━━ TRECHO PARA LEITURA

Do total de artigos analisados, um terço foi publicado em periódicos brasileiros. Os outros dois terços foram publicados em periódicos internacionais, com Fator de Impacto (FI) que varia de 2 a 43. “Ao passo que as políticas editoriais de retratação de periódicos publicados sob o selo de grandes conglomerados editoriais estão em estado mais avançado, as políticas editoriais de retratação de periódicos locais têm melhorado gradativamente. Essa melhora se deve a políticas e iniciativas no tema, como o desenvolvimento de códigos de boas práticas científicas, como o da Fapesp [Fundação de Amparo à Pesquisa do Estado de São Paulo]; instituição de comissões nacionais e locais; a publicação de diretrizes sobre integridade científica em periódicos nacionais pela Associação Brasileira de Editores Científicos (Abec), que orienta editores sobre como proceder nesses casos; além de eventos no tema”, explicou Karen.
Ainda segundo a pesquisadora, o mais grave é que os artigos retratados, de modo geral, continuam sendo citados, inclusive de forma positiva, disseminando conclusões de estudos já invalidados e contribuindo com a desinformação. “Há artigos que continuaram sendo citados depois de cancelados, com 30% de citações positivas, que é um dado que publicamos no ano passado na Liinc https://doi.org/10.18617/liinc.v17i1.5593, revista do Ibict, em que destacamos o impacto dos artigos retratados no fenômeno da ‘infodemia’ durante a pandemia de covid-19”, afirmou.

━━━━
━━ INFORMAÇÕES FORNECIDAS

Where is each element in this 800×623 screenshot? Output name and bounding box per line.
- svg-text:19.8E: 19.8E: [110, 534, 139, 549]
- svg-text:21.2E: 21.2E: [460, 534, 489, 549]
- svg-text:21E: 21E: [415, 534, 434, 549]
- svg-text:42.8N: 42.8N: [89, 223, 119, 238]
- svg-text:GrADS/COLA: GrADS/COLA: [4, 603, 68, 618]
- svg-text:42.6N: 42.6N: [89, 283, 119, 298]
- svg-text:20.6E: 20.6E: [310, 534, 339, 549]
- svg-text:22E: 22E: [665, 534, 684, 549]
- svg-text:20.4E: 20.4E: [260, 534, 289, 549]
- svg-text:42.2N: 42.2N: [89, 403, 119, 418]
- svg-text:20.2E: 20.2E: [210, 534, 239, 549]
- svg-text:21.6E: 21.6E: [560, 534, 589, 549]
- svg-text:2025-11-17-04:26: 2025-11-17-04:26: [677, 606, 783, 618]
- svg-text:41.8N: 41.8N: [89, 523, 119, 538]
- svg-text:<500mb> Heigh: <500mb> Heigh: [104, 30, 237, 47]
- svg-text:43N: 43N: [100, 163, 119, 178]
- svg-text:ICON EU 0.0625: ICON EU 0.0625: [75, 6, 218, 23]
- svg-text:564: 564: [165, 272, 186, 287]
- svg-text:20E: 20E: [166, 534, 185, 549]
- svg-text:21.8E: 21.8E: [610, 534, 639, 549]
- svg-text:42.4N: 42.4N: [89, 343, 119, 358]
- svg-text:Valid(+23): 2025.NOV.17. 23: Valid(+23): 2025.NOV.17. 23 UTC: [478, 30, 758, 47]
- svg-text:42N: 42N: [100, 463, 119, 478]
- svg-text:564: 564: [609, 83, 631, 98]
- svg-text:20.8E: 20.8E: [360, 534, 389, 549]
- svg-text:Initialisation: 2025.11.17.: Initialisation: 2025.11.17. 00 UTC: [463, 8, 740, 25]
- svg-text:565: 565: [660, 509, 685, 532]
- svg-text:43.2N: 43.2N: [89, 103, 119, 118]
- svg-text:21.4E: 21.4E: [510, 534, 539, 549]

━━━━

REQUISITOS DO EXERCÍCIO:
Retome o texto sobre artigos científicos retratados a partir do ponto em que ele para, continuando depois da última frase.

ÁREA DE RESPOSTA:
RETRATAÇÃO – A retratação de um artigo científico funciona como um mecanismo de alerta de que a pesquisa apresenta algum problema ou falha com vistas à correção do registro e da memória científica. O procedimento é realizado sempre no mesmo periódico em que o artigo foi publicado, e um artigo que sofre retratação possui uma marca d’água, que é um selo de “retracted”, em toda sua extensão e pode ser acessado por meio do seu Digital Object Identifier (DOI).
Karen Santos-d’Amorim indica formas para o pesquisador acessar as versões mais atualizadas dos artigos. “Uma dica é uma ferramenta que tem sido amplamente utilizada por editoras comerciais, que é a CrossMark, da CrossRef, que geralmente pode ser localizada na capa desses artigos com o bottom ‘check for updates’. Quando clicado, mostra se o artigo passou por alguma correção menor, substancial ou sofreu retratação, que é a medida corretiva mais rigorosa. Os pesquisadores também podem checar manualmente nos próprios sites dos periódicos”, disse.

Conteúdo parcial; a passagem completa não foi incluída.